= Work to do =
Reproduce every line of the records that follow, unchanged and in their original order.
── Record set ──
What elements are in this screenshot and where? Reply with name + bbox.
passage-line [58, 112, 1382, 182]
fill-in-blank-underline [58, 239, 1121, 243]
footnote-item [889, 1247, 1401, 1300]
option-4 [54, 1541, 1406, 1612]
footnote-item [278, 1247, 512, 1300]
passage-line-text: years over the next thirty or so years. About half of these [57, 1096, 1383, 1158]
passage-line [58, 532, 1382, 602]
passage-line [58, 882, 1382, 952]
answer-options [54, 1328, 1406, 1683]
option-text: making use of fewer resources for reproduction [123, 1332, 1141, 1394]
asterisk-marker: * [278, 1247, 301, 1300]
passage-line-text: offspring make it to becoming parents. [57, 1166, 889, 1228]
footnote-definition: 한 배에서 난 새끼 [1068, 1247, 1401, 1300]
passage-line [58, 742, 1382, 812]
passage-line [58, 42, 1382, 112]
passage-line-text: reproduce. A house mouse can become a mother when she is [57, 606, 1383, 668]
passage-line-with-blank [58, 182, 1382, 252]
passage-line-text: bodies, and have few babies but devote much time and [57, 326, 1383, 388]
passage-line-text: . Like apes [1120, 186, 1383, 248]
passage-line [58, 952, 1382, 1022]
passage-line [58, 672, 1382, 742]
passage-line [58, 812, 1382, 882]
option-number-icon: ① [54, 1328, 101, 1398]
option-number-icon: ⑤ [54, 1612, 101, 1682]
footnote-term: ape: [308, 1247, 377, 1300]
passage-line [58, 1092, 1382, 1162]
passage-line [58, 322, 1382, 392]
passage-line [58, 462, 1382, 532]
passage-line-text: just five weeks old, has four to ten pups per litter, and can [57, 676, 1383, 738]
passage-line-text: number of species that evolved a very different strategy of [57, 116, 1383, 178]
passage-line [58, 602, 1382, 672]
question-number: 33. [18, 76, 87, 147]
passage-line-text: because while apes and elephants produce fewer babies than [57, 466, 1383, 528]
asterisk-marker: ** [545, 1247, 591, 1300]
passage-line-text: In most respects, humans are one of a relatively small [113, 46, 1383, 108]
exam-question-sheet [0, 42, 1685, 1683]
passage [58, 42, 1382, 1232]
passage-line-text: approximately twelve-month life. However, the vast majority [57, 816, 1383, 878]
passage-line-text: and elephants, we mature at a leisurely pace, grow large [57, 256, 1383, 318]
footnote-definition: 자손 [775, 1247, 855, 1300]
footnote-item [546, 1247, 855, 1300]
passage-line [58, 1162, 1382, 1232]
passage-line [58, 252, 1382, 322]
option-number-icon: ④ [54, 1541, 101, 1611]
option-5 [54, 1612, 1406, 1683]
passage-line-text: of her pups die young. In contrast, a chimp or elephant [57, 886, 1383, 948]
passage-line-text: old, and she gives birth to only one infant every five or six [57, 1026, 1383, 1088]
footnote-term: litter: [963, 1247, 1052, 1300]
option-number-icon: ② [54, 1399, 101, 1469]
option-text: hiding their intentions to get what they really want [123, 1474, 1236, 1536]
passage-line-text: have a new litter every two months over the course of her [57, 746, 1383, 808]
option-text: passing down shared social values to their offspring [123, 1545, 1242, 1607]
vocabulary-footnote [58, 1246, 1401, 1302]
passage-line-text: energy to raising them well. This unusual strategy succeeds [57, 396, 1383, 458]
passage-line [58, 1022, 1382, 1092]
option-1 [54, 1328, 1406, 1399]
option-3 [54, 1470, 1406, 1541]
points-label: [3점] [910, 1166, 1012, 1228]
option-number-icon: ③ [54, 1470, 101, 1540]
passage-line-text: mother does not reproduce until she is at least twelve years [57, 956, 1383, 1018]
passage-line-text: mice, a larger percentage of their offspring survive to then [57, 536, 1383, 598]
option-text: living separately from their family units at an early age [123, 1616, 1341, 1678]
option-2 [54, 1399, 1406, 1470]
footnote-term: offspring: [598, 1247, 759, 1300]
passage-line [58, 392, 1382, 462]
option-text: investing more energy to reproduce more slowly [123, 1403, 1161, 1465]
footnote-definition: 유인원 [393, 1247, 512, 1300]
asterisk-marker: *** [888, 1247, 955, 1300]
───
= Final result =
What elements are in this screenshot and where? Reply with name + bbox.
passage-line [58, 112, 1382, 182]
fill-in-blank-underline [58, 239, 1121, 243]
footnote-item [889, 1247, 1401, 1300]
option-4 [54, 1541, 1406, 1612]
footnote-item [278, 1247, 512, 1300]
passage-line-text: years over the next thirty or so years. About half of these [57, 1096, 1383, 1158]
passage-line [58, 532, 1382, 602]
passage-line [58, 882, 1382, 952]
answer-options [54, 1328, 1406, 1683]
option-text: making use of fewer resources for reproduction [123, 1332, 1141, 1394]
asterisk-marker: * [278, 1247, 301, 1300]
passage-line-text: offspring make it to becoming parents. [57, 1166, 889, 1228]
footnote-definition: 한 배에서 난 새끼 [1068, 1247, 1401, 1300]
passage-line [58, 742, 1382, 812]
passage-line [58, 42, 1382, 112]
passage-line-text: reproduce. A house mouse can become a mother when she is [57, 606, 1383, 668]
passage-line-with-blank [58, 182, 1382, 252]
passage-line-text: bodies, and have few babies but devote much time and [57, 326, 1383, 388]
passage-line-text: . Like apes [1120, 186, 1383, 248]
passage-line [58, 952, 1382, 1022]
passage-line [58, 672, 1382, 742]
passage-line [58, 812, 1382, 882]
option-number-icon: ① [54, 1328, 101, 1398]
option-number-icon: ⑤ [54, 1612, 101, 1682]
footnote-term: ape: [308, 1247, 377, 1300]
passage-line [58, 1092, 1382, 1162]
passage-line [58, 322, 1382, 392]
passage-line [58, 462, 1382, 532]
passage-line-text: just five weeks old, has four to ten pups per litter, and can [57, 676, 1383, 738]
passage-line-text: number of species that evolved a very different strategy of [57, 116, 1383, 178]
passage-line [58, 602, 1382, 672]
question-number: 33. [18, 76, 87, 147]
passage-line-text: because while apes and elephants produce fewer babies than [57, 466, 1383, 528]
asterisk-marker: ** [545, 1247, 591, 1300]
passage-line-text: In most respects, humans are one of a relatively small [113, 46, 1383, 108]
exam-question-sheet [0, 42, 1685, 1683]
passage [58, 42, 1382, 1232]
passage-line-text: approximately twelve-month life. However, the vast majority [57, 816, 1383, 878]
passage-line-text: and elephants, we mature at a leisurely pace, grow large [57, 256, 1383, 318]
footnote-definition: 자손 [775, 1247, 855, 1300]
footnote-item [546, 1247, 855, 1300]
passage-line [58, 1162, 1382, 1232]
passage-line [58, 252, 1382, 322]
option-number-icon: ④ [54, 1541, 101, 1611]
option-5 [54, 1612, 1406, 1683]
passage-line-text: of her pups die young. In contrast, a chimp or elephant [57, 886, 1383, 948]
passage-line-text: old, and she gives birth to only one infant every five or six [57, 1026, 1383, 1088]
footnote-term: litter: [963, 1247, 1052, 1300]
option-number-icon: ② [54, 1399, 101, 1469]
option-text: hiding their intentions to get what they really want [123, 1474, 1236, 1536]
passage-line-text: have a new litter every two months over the course of her [57, 746, 1383, 808]
option-text: passing down shared social values to their offspring [123, 1545, 1242, 1607]
vocabulary-footnote [58, 1246, 1401, 1302]
passage-line-text: energy to raising them well. This unusual strategy succeeds [57, 396, 1383, 458]
passage-line [58, 1022, 1382, 1092]
option-1 [54, 1328, 1406, 1399]
option-3 [54, 1470, 1406, 1541]
points-label: [3점] [910, 1166, 1012, 1228]
option-number-icon: ③ [54, 1470, 101, 1540]
passage-line-text: mother does not reproduce until she is at least twelve years [57, 956, 1383, 1018]
passage-line-text: mice, a larger percentage of their offspring survive to then [57, 536, 1383, 598]
option-text: living separately from their family units at an early age [123, 1616, 1341, 1678]
option-2 [54, 1399, 1406, 1470]
footnote-term: offspring: [598, 1247, 759, 1300]
passage-line [58, 392, 1382, 462]
option-text: investing more energy to reproduce more slowly [123, 1403, 1161, 1465]
footnote-definition: 유인원 [393, 1247, 512, 1300]
asterisk-marker: *** [888, 1247, 955, 1300]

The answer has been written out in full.